## BEGIN PROVIDED INFORMATION
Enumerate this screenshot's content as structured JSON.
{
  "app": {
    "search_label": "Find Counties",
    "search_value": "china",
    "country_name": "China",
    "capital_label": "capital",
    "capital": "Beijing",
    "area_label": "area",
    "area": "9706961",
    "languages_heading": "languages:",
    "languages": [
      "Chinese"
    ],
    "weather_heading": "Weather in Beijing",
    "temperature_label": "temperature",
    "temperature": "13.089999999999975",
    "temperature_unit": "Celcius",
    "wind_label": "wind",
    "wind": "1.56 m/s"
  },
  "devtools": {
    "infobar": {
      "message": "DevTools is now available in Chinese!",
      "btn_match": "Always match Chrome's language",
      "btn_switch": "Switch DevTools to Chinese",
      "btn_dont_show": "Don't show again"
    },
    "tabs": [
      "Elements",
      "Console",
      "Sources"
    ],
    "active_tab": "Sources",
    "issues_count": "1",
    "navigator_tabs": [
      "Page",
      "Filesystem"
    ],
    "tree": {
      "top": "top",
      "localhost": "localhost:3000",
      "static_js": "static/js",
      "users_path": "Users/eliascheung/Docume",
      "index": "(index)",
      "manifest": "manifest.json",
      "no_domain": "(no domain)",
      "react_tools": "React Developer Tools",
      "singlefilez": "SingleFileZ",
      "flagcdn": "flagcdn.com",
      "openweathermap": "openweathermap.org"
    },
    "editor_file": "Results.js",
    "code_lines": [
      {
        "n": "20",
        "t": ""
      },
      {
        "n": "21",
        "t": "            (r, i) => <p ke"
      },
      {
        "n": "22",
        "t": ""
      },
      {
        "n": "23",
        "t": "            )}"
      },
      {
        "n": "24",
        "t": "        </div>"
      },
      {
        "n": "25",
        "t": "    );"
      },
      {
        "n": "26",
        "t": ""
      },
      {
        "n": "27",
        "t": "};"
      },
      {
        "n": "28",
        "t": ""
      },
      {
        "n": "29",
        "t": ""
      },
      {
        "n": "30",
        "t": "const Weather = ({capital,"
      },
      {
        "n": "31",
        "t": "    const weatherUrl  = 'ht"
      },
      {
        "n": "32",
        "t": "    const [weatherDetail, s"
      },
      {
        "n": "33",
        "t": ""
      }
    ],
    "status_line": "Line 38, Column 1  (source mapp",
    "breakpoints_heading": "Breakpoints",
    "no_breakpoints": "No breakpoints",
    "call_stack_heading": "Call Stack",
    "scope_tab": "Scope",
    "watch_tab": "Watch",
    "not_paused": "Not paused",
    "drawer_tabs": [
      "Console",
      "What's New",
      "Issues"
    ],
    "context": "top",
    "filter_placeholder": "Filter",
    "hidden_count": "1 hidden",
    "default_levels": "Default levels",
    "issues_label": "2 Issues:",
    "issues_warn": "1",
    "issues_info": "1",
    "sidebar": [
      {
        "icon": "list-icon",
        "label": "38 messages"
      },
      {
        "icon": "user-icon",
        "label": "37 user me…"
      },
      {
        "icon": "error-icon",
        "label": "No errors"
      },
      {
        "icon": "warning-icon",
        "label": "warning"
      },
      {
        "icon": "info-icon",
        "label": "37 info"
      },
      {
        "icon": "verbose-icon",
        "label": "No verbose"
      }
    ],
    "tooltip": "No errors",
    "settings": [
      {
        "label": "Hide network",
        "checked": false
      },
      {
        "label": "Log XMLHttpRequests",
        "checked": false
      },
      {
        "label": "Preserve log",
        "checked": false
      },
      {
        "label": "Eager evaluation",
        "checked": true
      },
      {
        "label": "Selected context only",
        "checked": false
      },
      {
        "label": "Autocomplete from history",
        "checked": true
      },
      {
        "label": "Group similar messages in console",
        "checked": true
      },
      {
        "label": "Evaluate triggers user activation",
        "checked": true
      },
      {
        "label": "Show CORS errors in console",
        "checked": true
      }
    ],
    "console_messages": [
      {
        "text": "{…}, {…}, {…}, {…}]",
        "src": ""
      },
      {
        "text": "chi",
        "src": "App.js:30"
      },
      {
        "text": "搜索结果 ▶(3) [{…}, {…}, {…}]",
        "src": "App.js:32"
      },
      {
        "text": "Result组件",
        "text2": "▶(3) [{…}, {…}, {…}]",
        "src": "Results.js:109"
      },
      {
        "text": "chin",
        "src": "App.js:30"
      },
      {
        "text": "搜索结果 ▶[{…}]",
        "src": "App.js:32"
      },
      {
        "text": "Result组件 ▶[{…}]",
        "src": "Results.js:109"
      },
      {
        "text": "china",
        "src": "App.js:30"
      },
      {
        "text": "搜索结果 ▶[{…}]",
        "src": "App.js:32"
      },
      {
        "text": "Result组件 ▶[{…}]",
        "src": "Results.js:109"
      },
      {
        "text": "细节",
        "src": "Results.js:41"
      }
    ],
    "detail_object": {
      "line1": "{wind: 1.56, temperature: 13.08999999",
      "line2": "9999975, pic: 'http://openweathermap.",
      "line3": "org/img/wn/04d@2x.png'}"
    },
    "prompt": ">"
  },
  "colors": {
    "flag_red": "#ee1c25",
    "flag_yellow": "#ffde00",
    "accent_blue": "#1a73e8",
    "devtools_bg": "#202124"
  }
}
## END PROVIDED INFORMATION
Reproduce each entry exactly, leaving out nothing.

Enumerate this screenshot's content as structured JSON.
{
  "app": {
    "search_label": "Find Counties",
    "search_value": "china",
    "country_name": "China",
    "capital_label": "capital",
    "capital": "Beijing",
    "area_label": "area",
    "area": "9706961",
    "languages_heading": "languages:",
    "languages": [
      "Chinese"
    ],
    "weather_heading": "Weather in Beijing",
    "temperature_label": "temperature",
    "temperature": "13.089999999999975",
    "temperature_unit": "Celcius",
    "wind_label": "wind",
    "wind": "1.56 m/s"
  },
  "devtools": {
    "infobar": {
      "message": "DevTools is now available in Chinese!",
      "btn_match": "Always match Chrome's language",
      "btn_switch": "Switch DevTools to Chinese",
      "btn_dont_show": "Don't show again"
    },
    "tabs": [
      "Elements",
      "Console",
      "Sources"
    ],
    "active_tab": "Sources",
    "issues_count": "1",
    "navigator_tabs": [
      "Page",
      "Filesystem"
    ],
    "tree": {
      "top": "top",
      "localhost": "localhost:3000",
      "static_js": "static/js",
      "users_path": "Users/eliascheung/Docume",
      "index": "(index)",
      "manifest": "manifest.json",
      "no_domain": "(no domain)",
      "react_tools": "React Developer Tools",
      "singlefilez": "SingleFileZ",
      "flagcdn": "flagcdn.com",
      "openweathermap": "openweathermap.org"
    },
    "editor_file": "Results.js",
    "code_lines": [
      {
        "n": "20",
        "t": ""
      },
      {
        "n": "21",
        "t": "            (r, i) => <p ke"
      },
      {
        "n": "22",
        "t": ""
      },
      {
        "n": "23",
        "t": "            )}"
      },
      {
        "n": "24",
        "t": "        </div>"
      },
      {
        "n": "25",
        "t": "    );"
      },
      {
        "n": "26",
        "t": ""
      },
      {
        "n": "27",
        "t": "};"
      },
      {
        "n": "28",
        "t": ""
      },
      {
        "n": "29",
        "t": ""
      },
      {
        "n": "30",
        "t": "const Weather = ({capital,"
      },
      {
        "n": "31",
        "t": "    const weatherUrl  = 'ht"
      },
      {
        "n": "32",
        "t": "    const [weatherDetail, s"
      },
      {
        "n": "33",
        "t": ""
      }
    ],
    "status_line": "Line 38, Column 1  (source mapp",
    "breakpoints_heading": "Breakpoints",
    "no_breakpoints": "No breakpoints",
    "call_stack_heading": "Call Stack",
    "scope_tab": "Scope",
    "watch_tab": "Watch",
    "not_paused": "Not paused",
    "drawer_tabs": [
      "Console",
      "What's New",
      "Issues"
    ],
    "context": "top",
    "filter_placeholder": "Filter",
    "hidden_count": "1 hidden",
    "default_levels": "Default levels",
    "issues_label": "2 Issues:",
    "issues_warn": "1",
    "issues_info": "1",
    "sidebar": [
      {
        "icon": "list-icon",
        "label": "38 messages"
      },
      {
        "icon": "user-icon",
        "label": "37 user me…"
      },
      {
        "icon": "error-icon",
        "label": "No errors"
      },
      {
        "icon": "warning-icon",
        "label": "warning"
      },
      {
        "icon": "info-icon",
        "label": "37 info"
      },
      {
        "icon": "verbose-icon",
        "label": "No verbose"
      }
    ],
    "tooltip": "No errors",
    "settings": [
      {
        "label": "Hide network",
        "checked": false
      },
      {
        "label": "Log XMLHttpRequests",
        "checked": false
      },
      {
        "label": "Preserve log",
        "checked": false
      },
      {
        "label": "Eager evaluation",
        "checked": true
      },
      {
        "label": "Selected context only",
        "checked": false
      },
      {
        "label": "Autocomplete from history",
        "checked": true
      },
      {
        "label": "Group similar messages in console",
        "checked": true
      },
      {
        "label": "Evaluate triggers user activation",
        "checked": true
      },
      {
        "label": "Show CORS errors in console",
        "checked": true
      }
    ],
    "console_messages": [
      {
        "text": "{…}, {…}, {…}, {…}]",
        "src": ""
      },
      {
        "text": "chi",
        "src": "App.js:30"
      },
      {
        "text": "搜索结果 ▶(3) [{…}, {…}, {…}]",
        "src": "App.js:32"
      },
      {
        "text": "Result组件",
        "text2": "▶(3) [{…}, {…}, {…}]",
        "src": "Results.js:109"
      },
      {
        "text": "chin",
        "src": "App.js:30"
      },
      {
        "text": "搜索结果 ▶[{…}]",
        "src": "App.js:32"
      },
      {
        "text": "Result组件 ▶[{…}]",
        "src": "Results.js:109"
      },
      {
        "text": "china",
        "src": "App.js:30"
      },
      {
        "text": "搜索结果 ▶[{…}]",
        "src": "App.js:32"
      },
      {
        "text": "Result组件 ▶[{…}]",
        "src": "Results.js:109"
      },
      {
        "text": "细节",
        "src": "Results.js:41"
      }
    ],
    "detail_object": {
      "line1": "{wind: 1.56, temperature: 13.08999999",
      "line2": "9999975, pic: 'http://openweathermap.",
      "line3": "org/img/wn/04d@2x.png'}"
    },
    "prompt": ">"
  },
  "colors": {
    "flag_red": "#ee1c25",
    "flag_yellow": "#ffde00",
    "accent_blue": "#1a73e8",
    "devtools_bg": "#202124"
  }
}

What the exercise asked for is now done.